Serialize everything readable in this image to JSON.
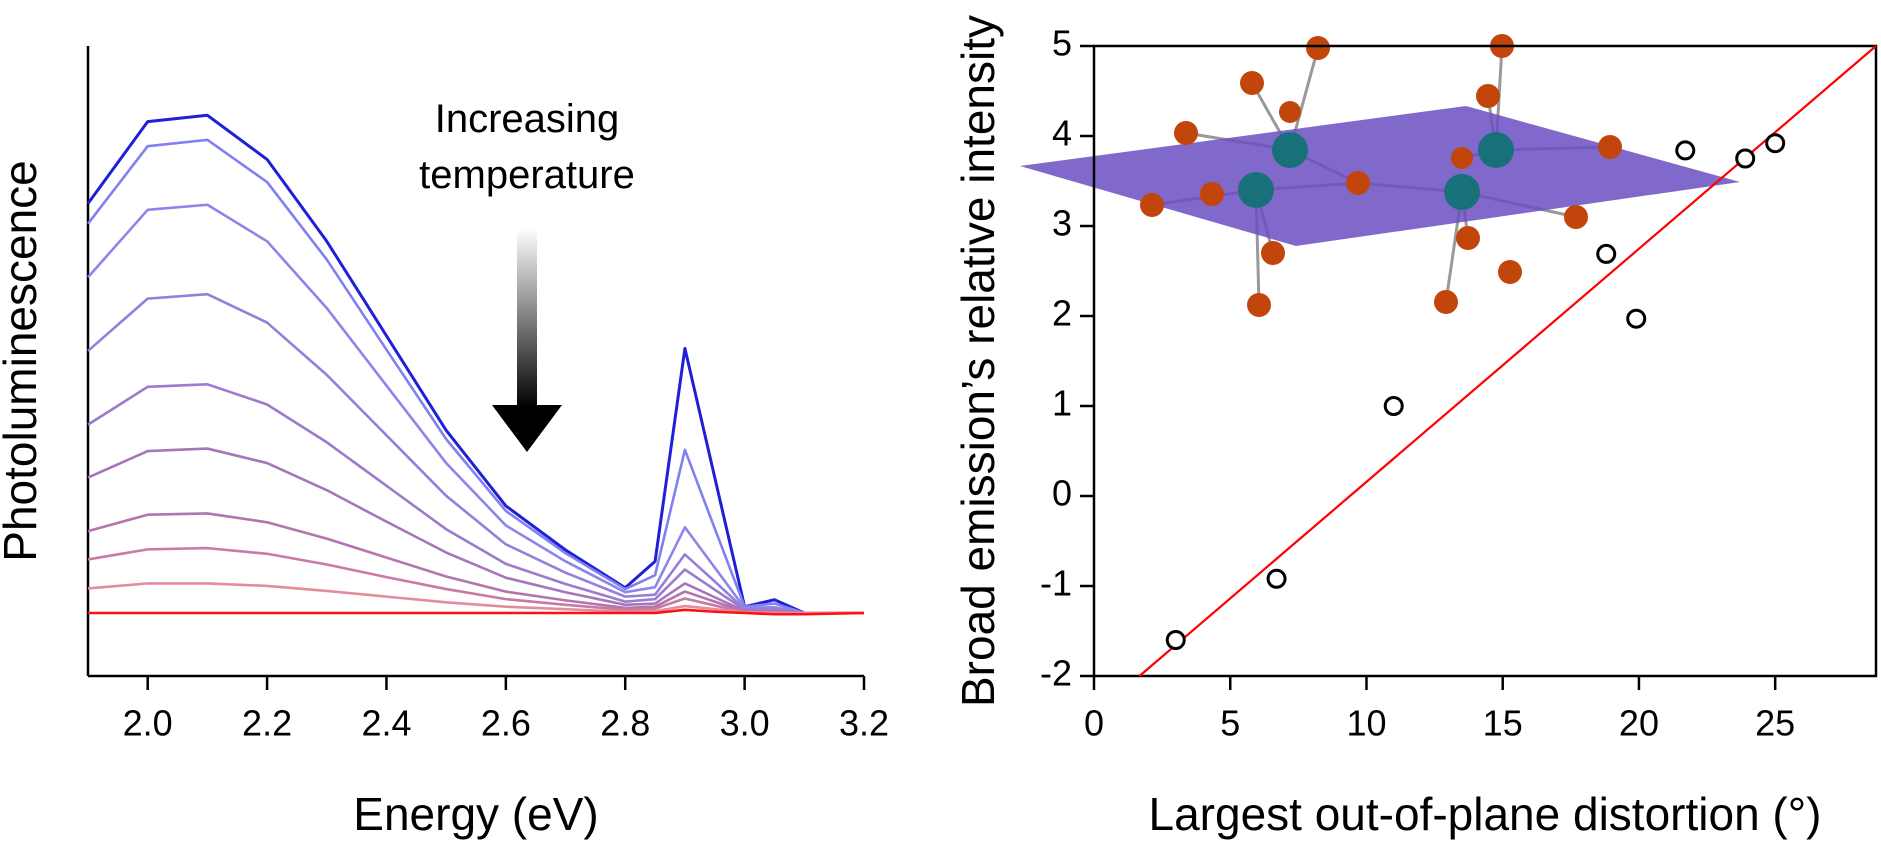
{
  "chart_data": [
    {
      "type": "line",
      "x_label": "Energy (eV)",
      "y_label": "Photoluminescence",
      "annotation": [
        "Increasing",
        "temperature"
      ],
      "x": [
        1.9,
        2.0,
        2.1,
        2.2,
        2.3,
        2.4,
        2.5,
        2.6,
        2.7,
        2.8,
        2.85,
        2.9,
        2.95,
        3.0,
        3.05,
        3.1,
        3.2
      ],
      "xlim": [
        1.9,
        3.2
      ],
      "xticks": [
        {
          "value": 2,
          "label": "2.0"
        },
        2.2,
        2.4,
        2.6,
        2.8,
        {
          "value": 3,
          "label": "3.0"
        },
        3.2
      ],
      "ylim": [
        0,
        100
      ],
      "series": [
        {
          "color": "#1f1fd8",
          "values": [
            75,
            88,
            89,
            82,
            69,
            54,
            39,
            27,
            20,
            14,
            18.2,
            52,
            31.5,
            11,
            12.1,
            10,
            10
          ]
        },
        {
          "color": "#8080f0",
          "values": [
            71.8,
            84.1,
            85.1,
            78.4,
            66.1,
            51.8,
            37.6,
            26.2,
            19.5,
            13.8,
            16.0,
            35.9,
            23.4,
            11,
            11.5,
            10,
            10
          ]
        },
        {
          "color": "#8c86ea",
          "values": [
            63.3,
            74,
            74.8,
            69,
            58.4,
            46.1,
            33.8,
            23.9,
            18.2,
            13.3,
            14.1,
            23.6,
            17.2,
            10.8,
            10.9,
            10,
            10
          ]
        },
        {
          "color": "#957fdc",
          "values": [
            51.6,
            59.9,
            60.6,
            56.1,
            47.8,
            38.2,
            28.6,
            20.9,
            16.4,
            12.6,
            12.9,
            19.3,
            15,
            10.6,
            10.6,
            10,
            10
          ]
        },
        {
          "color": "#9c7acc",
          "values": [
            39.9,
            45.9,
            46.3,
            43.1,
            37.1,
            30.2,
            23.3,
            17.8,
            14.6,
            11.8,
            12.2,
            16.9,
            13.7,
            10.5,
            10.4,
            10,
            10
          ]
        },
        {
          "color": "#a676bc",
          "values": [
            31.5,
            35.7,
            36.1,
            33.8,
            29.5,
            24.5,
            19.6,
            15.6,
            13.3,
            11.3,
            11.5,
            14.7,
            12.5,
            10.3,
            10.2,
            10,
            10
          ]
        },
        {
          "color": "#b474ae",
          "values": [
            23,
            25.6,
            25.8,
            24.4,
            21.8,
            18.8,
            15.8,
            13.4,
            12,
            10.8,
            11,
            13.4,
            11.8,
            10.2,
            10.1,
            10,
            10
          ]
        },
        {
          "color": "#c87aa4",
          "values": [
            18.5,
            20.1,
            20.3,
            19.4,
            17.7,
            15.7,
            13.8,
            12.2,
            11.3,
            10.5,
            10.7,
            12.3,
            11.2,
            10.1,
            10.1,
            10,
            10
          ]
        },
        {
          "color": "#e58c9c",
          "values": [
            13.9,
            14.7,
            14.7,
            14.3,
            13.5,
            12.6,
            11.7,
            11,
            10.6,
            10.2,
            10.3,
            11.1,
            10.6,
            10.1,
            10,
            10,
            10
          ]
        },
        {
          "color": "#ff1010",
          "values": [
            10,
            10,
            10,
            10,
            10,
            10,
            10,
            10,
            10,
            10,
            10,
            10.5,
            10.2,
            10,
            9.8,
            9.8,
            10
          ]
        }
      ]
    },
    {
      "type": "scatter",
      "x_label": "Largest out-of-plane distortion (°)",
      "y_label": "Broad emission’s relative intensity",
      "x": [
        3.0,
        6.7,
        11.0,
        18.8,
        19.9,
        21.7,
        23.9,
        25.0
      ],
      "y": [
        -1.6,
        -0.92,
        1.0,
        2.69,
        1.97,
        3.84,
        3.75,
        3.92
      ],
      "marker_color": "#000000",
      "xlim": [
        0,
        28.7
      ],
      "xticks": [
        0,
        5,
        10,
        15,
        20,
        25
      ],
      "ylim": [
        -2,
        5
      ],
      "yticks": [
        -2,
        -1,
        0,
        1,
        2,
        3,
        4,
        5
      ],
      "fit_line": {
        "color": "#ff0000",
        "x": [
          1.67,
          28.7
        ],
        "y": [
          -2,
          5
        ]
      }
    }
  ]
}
-*-*-
Exercise aim
Take the records above and transcribe them exactly, dropping every picture.

Reply to the exercise
Serialize everything readable in this image to JSON.
{
  "chart_data": [
    {
      "type": "line",
      "x_label": "Energy (eV)",
      "y_label": "Photoluminescence",
      "annotation": [
        "Increasing",
        "temperature"
      ],
      "x": [
        1.9,
        2.0,
        2.1,
        2.2,
        2.3,
        2.4,
        2.5,
        2.6,
        2.7,
        2.8,
        2.85,
        2.9,
        2.95,
        3.0,
        3.05,
        3.1,
        3.2
      ],
      "xlim": [
        1.9,
        3.2
      ],
      "xticks": [
        {
          "value": 2,
          "label": "2.0"
        },
        2.2,
        2.4,
        2.6,
        2.8,
        {
          "value": 3,
          "label": "3.0"
        },
        3.2
      ],
      "ylim": [
        0,
        100
      ],
      "series": [
        {
          "color": "#1f1fd8",
          "values": [
            75,
            88,
            89,
            82,
            69,
            54,
            39,
            27,
            20,
            14,
            18.2,
            52,
            31.5,
            11,
            12.1,
            10,
            10
          ]
        },
        {
          "color": "#8080f0",
          "values": [
            71.8,
            84.1,
            85.1,
            78.4,
            66.1,
            51.8,
            37.6,
            26.2,
            19.5,
            13.8,
            16.0,
            35.9,
            23.4,
            11,
            11.5,
            10,
            10
          ]
        },
        {
          "color": "#8c86ea",
          "values": [
            63.3,
            74,
            74.8,
            69,
            58.4,
            46.1,
            33.8,
            23.9,
            18.2,
            13.3,
            14.1,
            23.6,
            17.2,
            10.8,
            10.9,
            10,
            10
          ]
        },
        {
          "color": "#957fdc",
          "values": [
            51.6,
            59.9,
            60.6,
            56.1,
            47.8,
            38.2,
            28.6,
            20.9,
            16.4,
            12.6,
            12.9,
            19.3,
            15,
            10.6,
            10.6,
            10,
            10
          ]
        },
        {
          "color": "#9c7acc",
          "values": [
            39.9,
            45.9,
            46.3,
            43.1,
            37.1,
            30.2,
            23.3,
            17.8,
            14.6,
            11.8,
            12.2,
            16.9,
            13.7,
            10.5,
            10.4,
            10,
            10
          ]
        },
        {
          "color": "#a676bc",
          "values": [
            31.5,
            35.7,
            36.1,
            33.8,
            29.5,
            24.5,
            19.6,
            15.6,
            13.3,
            11.3,
            11.5,
            14.7,
            12.5,
            10.3,
            10.2,
            10,
            10
          ]
        },
        {
          "color": "#b474ae",
          "values": [
            23,
            25.6,
            25.8,
            24.4,
            21.8,
            18.8,
            15.8,
            13.4,
            12,
            10.8,
            11,
            13.4,
            11.8,
            10.2,
            10.1,
            10,
            10
          ]
        },
        {
          "color": "#c87aa4",
          "values": [
            18.5,
            20.1,
            20.3,
            19.4,
            17.7,
            15.7,
            13.8,
            12.2,
            11.3,
            10.5,
            10.7,
            12.3,
            11.2,
            10.1,
            10.1,
            10,
            10
          ]
        },
        {
          "color": "#e58c9c",
          "values": [
            13.9,
            14.7,
            14.7,
            14.3,
            13.5,
            12.6,
            11.7,
            11,
            10.6,
            10.2,
            10.3,
            11.1,
            10.6,
            10.1,
            10,
            10,
            10
          ]
        },
        {
          "color": "#ff1010",
          "values": [
            10,
            10,
            10,
            10,
            10,
            10,
            10,
            10,
            10,
            10,
            10,
            10.5,
            10.2,
            10,
            9.8,
            9.8,
            10
          ]
        }
      ]
    },
    {
      "type": "scatter",
      "x_label": "Largest out-of-plane distortion (°)",
      "y_label": "Broad emission’s relative intensity",
      "x": [
        3.0,
        6.7,
        11.0,
        18.8,
        19.9,
        21.7,
        23.9,
        25.0
      ],
      "y": [
        -1.6,
        -0.92,
        1.0,
        2.69,
        1.97,
        3.84,
        3.75,
        3.92
      ],
      "marker_color": "#000000",
      "xlim": [
        0,
        28.7
      ],
      "xticks": [
        0,
        5,
        10,
        15,
        20,
        25
      ],
      "ylim": [
        -2,
        5
      ],
      "yticks": [
        -2,
        -1,
        0,
        1,
        2,
        3,
        4,
        5
      ],
      "fit_line": {
        "color": "#ff0000",
        "x": [
          1.67,
          28.7
        ],
        "y": [
          -2,
          5
        ]
      }
    }
  ]
}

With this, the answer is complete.